(A run of records)
■ ■ ■ ■

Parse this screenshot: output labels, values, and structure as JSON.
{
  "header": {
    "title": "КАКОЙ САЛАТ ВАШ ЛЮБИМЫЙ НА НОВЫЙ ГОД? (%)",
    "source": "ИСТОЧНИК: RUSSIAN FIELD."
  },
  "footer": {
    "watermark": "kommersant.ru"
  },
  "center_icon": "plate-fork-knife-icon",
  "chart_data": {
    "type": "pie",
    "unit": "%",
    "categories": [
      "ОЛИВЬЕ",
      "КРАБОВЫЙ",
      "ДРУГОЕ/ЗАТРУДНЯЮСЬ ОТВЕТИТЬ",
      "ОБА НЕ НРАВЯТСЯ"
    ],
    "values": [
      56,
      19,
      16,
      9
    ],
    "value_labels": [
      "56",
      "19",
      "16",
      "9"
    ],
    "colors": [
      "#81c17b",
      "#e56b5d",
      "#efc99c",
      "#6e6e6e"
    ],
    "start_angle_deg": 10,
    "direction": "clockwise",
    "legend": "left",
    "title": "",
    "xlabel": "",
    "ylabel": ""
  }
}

■ ■ ■ ■

▸ DIRECTION
Please repeat the listing above in full and exactly.

▸ SOLUTION FOR THIS EXERCISE
Parse this screenshot: output labels, values, and structure as JSON.
{
  "header": {
    "title": "КАКОЙ САЛАТ ВАШ ЛЮБИМЫЙ НА НОВЫЙ ГОД? (%)",
    "source": "ИСТОЧНИК: RUSSIAN FIELD."
  },
  "footer": {
    "watermark": "kommersant.ru"
  },
  "center_icon": "plate-fork-knife-icon",
  "chart_data": {
    "type": "pie",
    "unit": "%",
    "categories": [
      "ОЛИВЬЕ",
      "КРАБОВЫЙ",
      "ДРУГОЕ/ЗАТРУДНЯЮСЬ ОТВЕТИТЬ",
      "ОБА НЕ НРАВЯТСЯ"
    ],
    "values": [
      56,
      19,
      16,
      9
    ],
    "value_labels": [
      "56",
      "19",
      "16",
      "9"
    ],
    "colors": [
      "#81c17b",
      "#e56b5d",
      "#efc99c",
      "#6e6e6e"
    ],
    "start_angle_deg": 10,
    "direction": "clockwise",
    "legend": "left",
    "title": "",
    "xlabel": "",
    "ylabel": ""
  }
}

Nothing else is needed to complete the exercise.